● Stated task
Read the records and write them out again exactly.

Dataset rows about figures
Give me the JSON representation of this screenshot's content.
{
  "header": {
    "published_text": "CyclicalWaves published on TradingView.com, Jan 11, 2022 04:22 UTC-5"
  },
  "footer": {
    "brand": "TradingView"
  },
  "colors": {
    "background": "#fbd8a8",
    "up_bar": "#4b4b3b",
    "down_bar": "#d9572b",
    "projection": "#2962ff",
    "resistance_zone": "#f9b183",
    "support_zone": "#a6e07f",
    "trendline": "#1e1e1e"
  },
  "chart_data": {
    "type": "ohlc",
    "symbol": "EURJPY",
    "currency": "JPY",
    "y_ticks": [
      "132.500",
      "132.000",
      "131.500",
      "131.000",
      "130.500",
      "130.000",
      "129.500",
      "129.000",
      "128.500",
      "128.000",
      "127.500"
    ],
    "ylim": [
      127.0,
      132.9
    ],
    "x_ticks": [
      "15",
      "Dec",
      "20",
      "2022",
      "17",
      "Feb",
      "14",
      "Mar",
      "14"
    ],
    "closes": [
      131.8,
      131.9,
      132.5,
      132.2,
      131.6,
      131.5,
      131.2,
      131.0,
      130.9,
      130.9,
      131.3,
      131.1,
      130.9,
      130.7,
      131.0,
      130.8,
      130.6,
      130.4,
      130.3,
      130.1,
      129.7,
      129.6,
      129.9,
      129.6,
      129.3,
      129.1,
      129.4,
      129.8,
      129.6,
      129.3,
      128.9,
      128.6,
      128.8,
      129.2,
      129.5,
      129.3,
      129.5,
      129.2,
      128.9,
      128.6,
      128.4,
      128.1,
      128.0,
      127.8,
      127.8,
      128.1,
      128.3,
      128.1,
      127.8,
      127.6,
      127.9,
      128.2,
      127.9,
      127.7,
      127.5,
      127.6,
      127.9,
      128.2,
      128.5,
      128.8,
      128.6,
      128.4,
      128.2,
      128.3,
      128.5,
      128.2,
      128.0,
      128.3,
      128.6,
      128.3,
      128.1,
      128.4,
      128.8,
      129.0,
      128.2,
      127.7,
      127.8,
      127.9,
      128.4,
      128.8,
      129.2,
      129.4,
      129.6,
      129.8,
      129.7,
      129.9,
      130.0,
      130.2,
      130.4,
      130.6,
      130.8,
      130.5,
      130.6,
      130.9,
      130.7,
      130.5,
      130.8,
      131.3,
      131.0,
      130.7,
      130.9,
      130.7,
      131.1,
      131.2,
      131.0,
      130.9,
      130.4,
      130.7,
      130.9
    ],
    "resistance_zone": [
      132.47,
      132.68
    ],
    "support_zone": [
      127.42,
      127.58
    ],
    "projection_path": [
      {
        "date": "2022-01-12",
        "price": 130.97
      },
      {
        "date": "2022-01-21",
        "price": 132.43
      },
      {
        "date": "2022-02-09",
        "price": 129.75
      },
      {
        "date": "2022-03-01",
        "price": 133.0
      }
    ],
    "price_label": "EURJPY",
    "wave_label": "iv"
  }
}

● Solution below
Give me the JSON representation of this screenshot's content.
{
  "header": {
    "published_text": "CyclicalWaves published on TradingView.com, Jan 11, 2022 04:22 UTC-5"
  },
  "footer": {
    "brand": "TradingView"
  },
  "colors": {
    "background": "#fbd8a8",
    "up_bar": "#4b4b3b",
    "down_bar": "#d9572b",
    "projection": "#2962ff",
    "resistance_zone": "#f9b183",
    "support_zone": "#a6e07f",
    "trendline": "#1e1e1e"
  },
  "chart_data": {
    "type": "ohlc",
    "symbol": "EURJPY",
    "currency": "JPY",
    "y_ticks": [
      "132.500",
      "132.000",
      "131.500",
      "131.000",
      "130.500",
      "130.000",
      "129.500",
      "129.000",
      "128.500",
      "128.000",
      "127.500"
    ],
    "ylim": [
      127.0,
      132.9
    ],
    "x_ticks": [
      "15",
      "Dec",
      "20",
      "2022",
      "17",
      "Feb",
      "14",
      "Mar",
      "14"
    ],
    "closes": [
      131.8,
      131.9,
      132.5,
      132.2,
      131.6,
      131.5,
      131.2,
      131.0,
      130.9,
      130.9,
      131.3,
      131.1,
      130.9,
      130.7,
      131.0,
      130.8,
      130.6,
      130.4,
      130.3,
      130.1,
      129.7,
      129.6,
      129.9,
      129.6,
      129.3,
      129.1,
      129.4,
      129.8,
      129.6,
      129.3,
      128.9,
      128.6,
      128.8,
      129.2,
      129.5,
      129.3,
      129.5,
      129.2,
      128.9,
      128.6,
      128.4,
      128.1,
      128.0,
      127.8,
      127.8,
      128.1,
      128.3,
      128.1,
      127.8,
      127.6,
      127.9,
      128.2,
      127.9,
      127.7,
      127.5,
      127.6,
      127.9,
      128.2,
      128.5,
      128.8,
      128.6,
      128.4,
      128.2,
      128.3,
      128.5,
      128.2,
      128.0,
      128.3,
      128.6,
      128.3,
      128.1,
      128.4,
      128.8,
      129.0,
      128.2,
      127.7,
      127.8,
      127.9,
      128.4,
      128.8,
      129.2,
      129.4,
      129.6,
      129.8,
      129.7,
      129.9,
      130.0,
      130.2,
      130.4,
      130.6,
      130.8,
      130.5,
      130.6,
      130.9,
      130.7,
      130.5,
      130.8,
      131.3,
      131.0,
      130.7,
      130.9,
      130.7,
      131.1,
      131.2,
      131.0,
      130.9,
      130.4,
      130.7,
      130.9
    ],
    "resistance_zone": [
      132.47,
      132.68
    ],
    "support_zone": [
      127.42,
      127.58
    ],
    "projection_path": [
      {
        "date": "2022-01-12",
        "price": 130.97
      },
      {
        "date": "2022-01-21",
        "price": 132.43
      },
      {
        "date": "2022-02-09",
        "price": 129.75
      },
      {
        "date": "2022-03-01",
        "price": 133.0
      }
    ],
    "price_label": "EURJPY",
    "wave_label": "iv"
  }
}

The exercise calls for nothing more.